Begin

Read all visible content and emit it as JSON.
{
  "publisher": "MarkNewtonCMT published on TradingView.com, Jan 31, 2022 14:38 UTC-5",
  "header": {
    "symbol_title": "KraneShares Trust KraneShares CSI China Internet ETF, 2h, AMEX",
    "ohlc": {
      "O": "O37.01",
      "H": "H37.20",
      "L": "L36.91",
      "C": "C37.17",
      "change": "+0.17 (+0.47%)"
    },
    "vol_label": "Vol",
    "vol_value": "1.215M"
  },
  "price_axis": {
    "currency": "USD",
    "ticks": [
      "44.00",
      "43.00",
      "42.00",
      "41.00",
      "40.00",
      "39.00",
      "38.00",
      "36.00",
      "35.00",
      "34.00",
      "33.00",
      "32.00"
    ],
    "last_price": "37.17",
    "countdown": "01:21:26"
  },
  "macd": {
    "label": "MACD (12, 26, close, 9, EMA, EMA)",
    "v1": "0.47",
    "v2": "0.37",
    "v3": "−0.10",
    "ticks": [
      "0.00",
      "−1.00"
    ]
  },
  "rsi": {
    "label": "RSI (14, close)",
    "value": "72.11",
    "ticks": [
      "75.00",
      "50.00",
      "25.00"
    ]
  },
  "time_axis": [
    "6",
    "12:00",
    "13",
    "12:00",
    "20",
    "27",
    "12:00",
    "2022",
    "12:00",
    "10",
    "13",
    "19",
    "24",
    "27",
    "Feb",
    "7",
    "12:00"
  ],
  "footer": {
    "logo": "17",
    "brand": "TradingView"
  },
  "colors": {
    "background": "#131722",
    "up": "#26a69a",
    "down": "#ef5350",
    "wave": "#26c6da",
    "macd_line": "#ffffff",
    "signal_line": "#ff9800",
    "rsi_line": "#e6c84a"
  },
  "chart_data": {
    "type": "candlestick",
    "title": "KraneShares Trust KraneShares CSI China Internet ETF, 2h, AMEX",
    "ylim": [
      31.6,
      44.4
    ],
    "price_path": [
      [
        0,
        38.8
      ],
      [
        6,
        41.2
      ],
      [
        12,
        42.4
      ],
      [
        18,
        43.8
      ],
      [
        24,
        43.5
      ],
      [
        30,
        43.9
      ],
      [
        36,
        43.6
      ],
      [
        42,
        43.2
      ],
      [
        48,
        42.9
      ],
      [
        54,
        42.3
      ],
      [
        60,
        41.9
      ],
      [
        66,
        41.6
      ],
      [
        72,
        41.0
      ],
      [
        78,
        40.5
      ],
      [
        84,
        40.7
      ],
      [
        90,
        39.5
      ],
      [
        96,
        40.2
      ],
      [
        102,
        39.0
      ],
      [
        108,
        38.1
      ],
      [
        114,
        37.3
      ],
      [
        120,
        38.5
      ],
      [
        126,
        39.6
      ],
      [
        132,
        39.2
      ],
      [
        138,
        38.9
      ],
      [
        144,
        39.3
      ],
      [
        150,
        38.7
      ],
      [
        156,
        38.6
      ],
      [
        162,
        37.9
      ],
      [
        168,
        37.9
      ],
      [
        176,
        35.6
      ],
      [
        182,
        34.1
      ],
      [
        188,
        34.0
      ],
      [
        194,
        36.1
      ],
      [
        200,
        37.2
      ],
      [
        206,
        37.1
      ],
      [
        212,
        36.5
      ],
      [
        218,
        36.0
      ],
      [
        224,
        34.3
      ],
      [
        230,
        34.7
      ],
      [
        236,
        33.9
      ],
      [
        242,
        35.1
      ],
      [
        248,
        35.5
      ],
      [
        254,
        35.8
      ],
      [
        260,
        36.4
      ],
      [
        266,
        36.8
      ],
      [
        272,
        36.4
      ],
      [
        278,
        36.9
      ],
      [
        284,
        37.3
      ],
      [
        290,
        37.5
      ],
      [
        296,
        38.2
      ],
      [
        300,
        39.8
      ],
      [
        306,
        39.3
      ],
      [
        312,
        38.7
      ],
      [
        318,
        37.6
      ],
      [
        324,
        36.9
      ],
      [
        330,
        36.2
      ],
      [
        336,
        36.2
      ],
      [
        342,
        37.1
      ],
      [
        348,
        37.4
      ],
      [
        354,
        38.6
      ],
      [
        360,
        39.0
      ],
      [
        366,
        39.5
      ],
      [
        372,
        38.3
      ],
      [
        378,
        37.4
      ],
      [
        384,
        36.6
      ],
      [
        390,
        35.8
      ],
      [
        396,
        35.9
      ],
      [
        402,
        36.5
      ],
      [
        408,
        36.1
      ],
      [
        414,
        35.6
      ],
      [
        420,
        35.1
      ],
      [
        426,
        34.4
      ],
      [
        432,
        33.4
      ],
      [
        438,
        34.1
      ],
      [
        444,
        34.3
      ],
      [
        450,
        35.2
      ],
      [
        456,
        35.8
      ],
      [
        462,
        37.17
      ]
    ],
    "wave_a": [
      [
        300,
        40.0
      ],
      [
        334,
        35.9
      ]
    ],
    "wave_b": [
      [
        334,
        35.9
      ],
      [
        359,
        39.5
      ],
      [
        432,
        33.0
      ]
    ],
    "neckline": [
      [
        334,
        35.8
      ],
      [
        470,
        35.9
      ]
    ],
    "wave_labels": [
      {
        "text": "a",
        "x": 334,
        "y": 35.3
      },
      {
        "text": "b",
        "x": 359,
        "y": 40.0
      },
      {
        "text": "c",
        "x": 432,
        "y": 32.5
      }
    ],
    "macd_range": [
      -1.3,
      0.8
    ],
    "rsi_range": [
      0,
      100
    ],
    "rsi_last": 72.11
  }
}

End

→ Job:
Copy out each line above, character for character.

→ Output of the exercise:
Read all visible content and emit it as JSON.
{
  "publisher": "MarkNewtonCMT published on TradingView.com, Jan 31, 2022 14:38 UTC-5",
  "header": {
    "symbol_title": "KraneShares Trust KraneShares CSI China Internet ETF, 2h, AMEX",
    "ohlc": {
      "O": "O37.01",
      "H": "H37.20",
      "L": "L36.91",
      "C": "C37.17",
      "change": "+0.17 (+0.47%)"
    },
    "vol_label": "Vol",
    "vol_value": "1.215M"
  },
  "price_axis": {
    "currency": "USD",
    "ticks": [
      "44.00",
      "43.00",
      "42.00",
      "41.00",
      "40.00",
      "39.00",
      "38.00",
      "36.00",
      "35.00",
      "34.00",
      "33.00",
      "32.00"
    ],
    "last_price": "37.17",
    "countdown": "01:21:26"
  },
  "macd": {
    "label": "MACD (12, 26, close, 9, EMA, EMA)",
    "v1": "0.47",
    "v2": "0.37",
    "v3": "−0.10",
    "ticks": [
      "0.00",
      "−1.00"
    ]
  },
  "rsi": {
    "label": "RSI (14, close)",
    "value": "72.11",
    "ticks": [
      "75.00",
      "50.00",
      "25.00"
    ]
  },
  "time_axis": [
    "6",
    "12:00",
    "13",
    "12:00",
    "20",
    "27",
    "12:00",
    "2022",
    "12:00",
    "10",
    "13",
    "19",
    "24",
    "27",
    "Feb",
    "7",
    "12:00"
  ],
  "footer": {
    "logo": "17",
    "brand": "TradingView"
  },
  "colors": {
    "background": "#131722",
    "up": "#26a69a",
    "down": "#ef5350",
    "wave": "#26c6da",
    "macd_line": "#ffffff",
    "signal_line": "#ff9800",
    "rsi_line": "#e6c84a"
  },
  "chart_data": {
    "type": "candlestick",
    "title": "KraneShares Trust KraneShares CSI China Internet ETF, 2h, AMEX",
    "ylim": [
      31.6,
      44.4
    ],
    "price_path": [
      [
        0,
        38.8
      ],
      [
        6,
        41.2
      ],
      [
        12,
        42.4
      ],
      [
        18,
        43.8
      ],
      [
        24,
        43.5
      ],
      [
        30,
        43.9
      ],
      [
        36,
        43.6
      ],
      [
        42,
        43.2
      ],
      [
        48,
        42.9
      ],
      [
        54,
        42.3
      ],
      [
        60,
        41.9
      ],
      [
        66,
        41.6
      ],
      [
        72,
        41.0
      ],
      [
        78,
        40.5
      ],
      [
        84,
        40.7
      ],
      [
        90,
        39.5
      ],
      [
        96,
        40.2
      ],
      [
        102,
        39.0
      ],
      [
        108,
        38.1
      ],
      [
        114,
        37.3
      ],
      [
        120,
        38.5
      ],
      [
        126,
        39.6
      ],
      [
        132,
        39.2
      ],
      [
        138,
        38.9
      ],
      [
        144,
        39.3
      ],
      [
        150,
        38.7
      ],
      [
        156,
        38.6
      ],
      [
        162,
        37.9
      ],
      [
        168,
        37.9
      ],
      [
        176,
        35.6
      ],
      [
        182,
        34.1
      ],
      [
        188,
        34.0
      ],
      [
        194,
        36.1
      ],
      [
        200,
        37.2
      ],
      [
        206,
        37.1
      ],
      [
        212,
        36.5
      ],
      [
        218,
        36.0
      ],
      [
        224,
        34.3
      ],
      [
        230,
        34.7
      ],
      [
        236,
        33.9
      ],
      [
        242,
        35.1
      ],
      [
        248,
        35.5
      ],
      [
        254,
        35.8
      ],
      [
        260,
        36.4
      ],
      [
        266,
        36.8
      ],
      [
        272,
        36.4
      ],
      [
        278,
        36.9
      ],
      [
        284,
        37.3
      ],
      [
        290,
        37.5
      ],
      [
        296,
        38.2
      ],
      [
        300,
        39.8
      ],
      [
        306,
        39.3
      ],
      [
        312,
        38.7
      ],
      [
        318,
        37.6
      ],
      [
        324,
        36.9
      ],
      [
        330,
        36.2
      ],
      [
        336,
        36.2
      ],
      [
        342,
        37.1
      ],
      [
        348,
        37.4
      ],
      [
        354,
        38.6
      ],
      [
        360,
        39.0
      ],
      [
        366,
        39.5
      ],
      [
        372,
        38.3
      ],
      [
        378,
        37.4
      ],
      [
        384,
        36.6
      ],
      [
        390,
        35.8
      ],
      [
        396,
        35.9
      ],
      [
        402,
        36.5
      ],
      [
        408,
        36.1
      ],
      [
        414,
        35.6
      ],
      [
        420,
        35.1
      ],
      [
        426,
        34.4
      ],
      [
        432,
        33.4
      ],
      [
        438,
        34.1
      ],
      [
        444,
        34.3
      ],
      [
        450,
        35.2
      ],
      [
        456,
        35.8
      ],
      [
        462,
        37.17
      ]
    ],
    "wave_a": [
      [
        300,
        40.0
      ],
      [
        334,
        35.9
      ]
    ],
    "wave_b": [
      [
        334,
        35.9
      ],
      [
        359,
        39.5
      ],
      [
        432,
        33.0
      ]
    ],
    "neckline": [
      [
        334,
        35.8
      ],
      [
        470,
        35.9
      ]
    ],
    "wave_labels": [
      {
        "text": "a",
        "x": 334,
        "y": 35.3
      },
      {
        "text": "b",
        "x": 359,
        "y": 40.0
      },
      {
        "text": "c",
        "x": 432,
        "y": 32.5
      }
    ],
    "macd_range": [
      -1.3,
      0.8
    ],
    "rsi_range": [
      0,
      100
    ],
    "rsi_last": 72.11
  }
}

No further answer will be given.